Input rows:
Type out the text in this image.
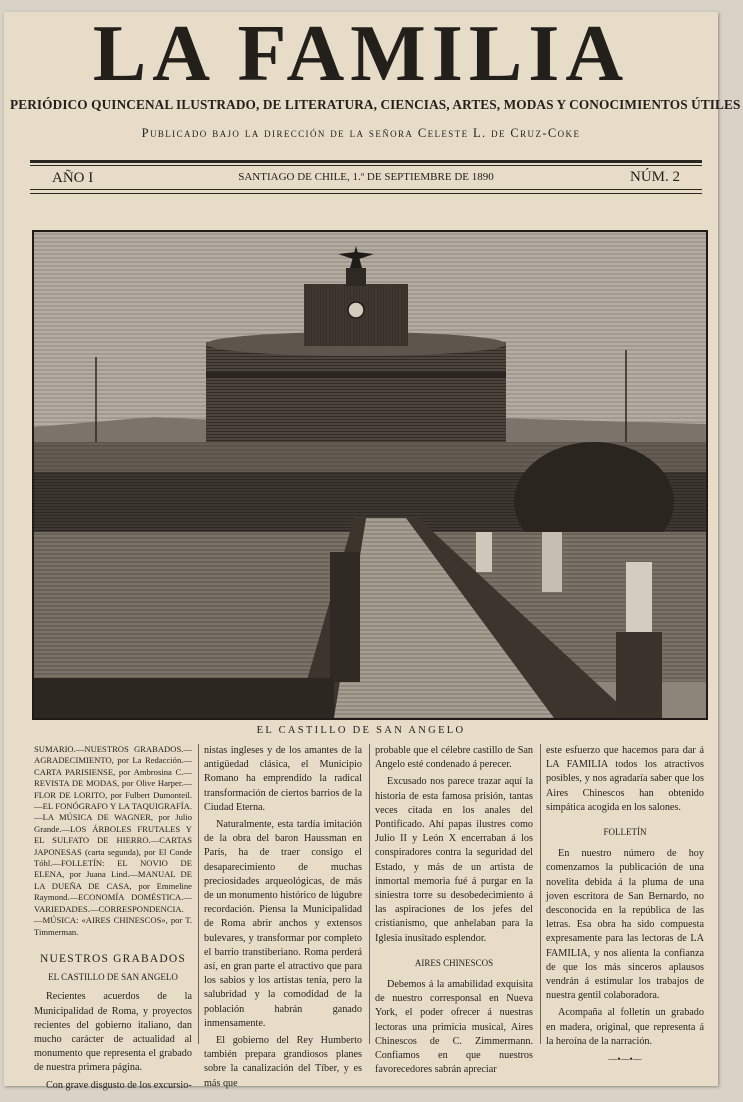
LA FAMILIA
PERIÓDICO QUINCENAL ILUSTRADO, DE LITERATURA, CIENCIAS, ARTES, MODAS Y CONOCIMIENTOS ÚTILES
Publicado bajo la dirección de la señora Celeste L. de Cruz-Coke
AÑO I	SANTIAGO DE CHILE, 1.º DE SEPTIEMBRE DE 1890	NÚM. 2
EL CASTILLO DE SAN ANGELO
SUMARIO.—NUESTROS GRABADOS.—AGRADECIMIENTO, por La Redacción.—CARTA PARISIENSE, por Ambrosina C.—REVISTA DE MODAS, por Olive Harper.—FLOR DE LORITO, por Fulbert Dumonteil.—EL FONÓGRAFO Y LA TAQUIGRAFÍA.—LA MÚSICA DE WAGNER, por Julio Grande.—LOS ÁRBOLES FRUTALES Y EL SULFATO DE HIERRO.—CARTAS JAPONESAS (carta segunda), por El Conde Tóhl.—FOLLETÍN: EL NOVIO DE ELENA, por Juana Lind.—MANUAL DE LA DUEÑA DE CASA, por Emmeline Raymond.—ECONOMÍA DOMÉSTICA.—VARIEDADES.—CORRESPONDENCIA.—MÚSICA: «AIRES CHINESCOS», por T. Timmerman.
NUESTROS GRABADOS
EL CASTILLO DE SAN ANGELO

Recientes acuerdos de la Municipalidad de Roma, y proyectos recientes del gobierno italiano, dan mucho carácter de actualidad al monumento que representa el grabado de nuestra primera página.

Con grave disgusto de los excursio-

nistas ingleses y de los amantes de la antigüedad clásica, el Municipio Romano ha emprendido la radical transformación de ciertos barrios de la Ciudad Eterna.

Naturalmente, esta tardía imitación de la obra del baron Haussman en París, ha de traer consigo el desaparecimiento de muchas preciosidades arqueológicas, de más de un monumento histórico de lúgubre recordación. Piensa la Municipalidad de Roma abrir anchos y extensos bulevares, y transformar por completo el barrio transtiberiano. Roma perderá así, en gran parte el atractivo que para los sabios y los artistas tenía, pero la salubridad y la comodidad de la población habrán ganado inmensamente.

El gobierno del Rey Humberto también prepara grandiosos planes sobre la canalización del Tíber, y es más que

probable que el célebre castillo de San Angelo esté condenado á perecer.

Excusado nos parece trazar aquí la historia de esta famosa prisión, tantas veces citada en los anales del Pontificado. Ahí papas ilustres como Julio II y León X encerraban á los conspiradores contra la seguridad del Estado, y más de un artista de inmortal memoria fué á purgar en la siniestra torre su desobedecimiento á las aspiraciones de los jefes del cristianismo, que anhelaban para la Iglesia inusitado esplendor.

AIRES CHINESCOS

Debemos á la amabilidad exquisita de nuestro corresponsal en Nueva York, el poder ofrecer á nuestras lectoras una primicia musical, Aires Chinescos de C. Zimmermann. Confiamos en que nuestros favorecedores sabrán apreciar

este esfuerzo que hacemos para dar á LA FAMILIA todos los atractivos posibles, y nos agradaría saber que los Aires Chinescos han obtenido simpática acogida en los salones.

FOLLETÍN

En nuestro número de hoy comenzamos la publicación de una novelita debida á la pluma de una joven escritora de San Bernardo, no desconocida en la república de las letras. Esa obra ha sido compuesta expresamente para las lectoras de LA FAMILIA, y nos alienta la confianza de que los más sinceros aplausos vendrán á estimular los trabajos de nuestra gentil colaboradora.

Acompaña al folletín un grabado en madera, original, que representa á la heroína de la narración.

—•—•—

Written problem:
Copy every line that includes the string "representa" from the material above.

Task response:
Recientes acuerdos de la Municipalidad de Roma, y proyectos recientes del gobierno italiano, dan mucho carácter de actualidad al monumento que representa el grabado de nuestra primera página.
Acompaña al folletín un grabado en madera, original, que representa á la heroína de la narración.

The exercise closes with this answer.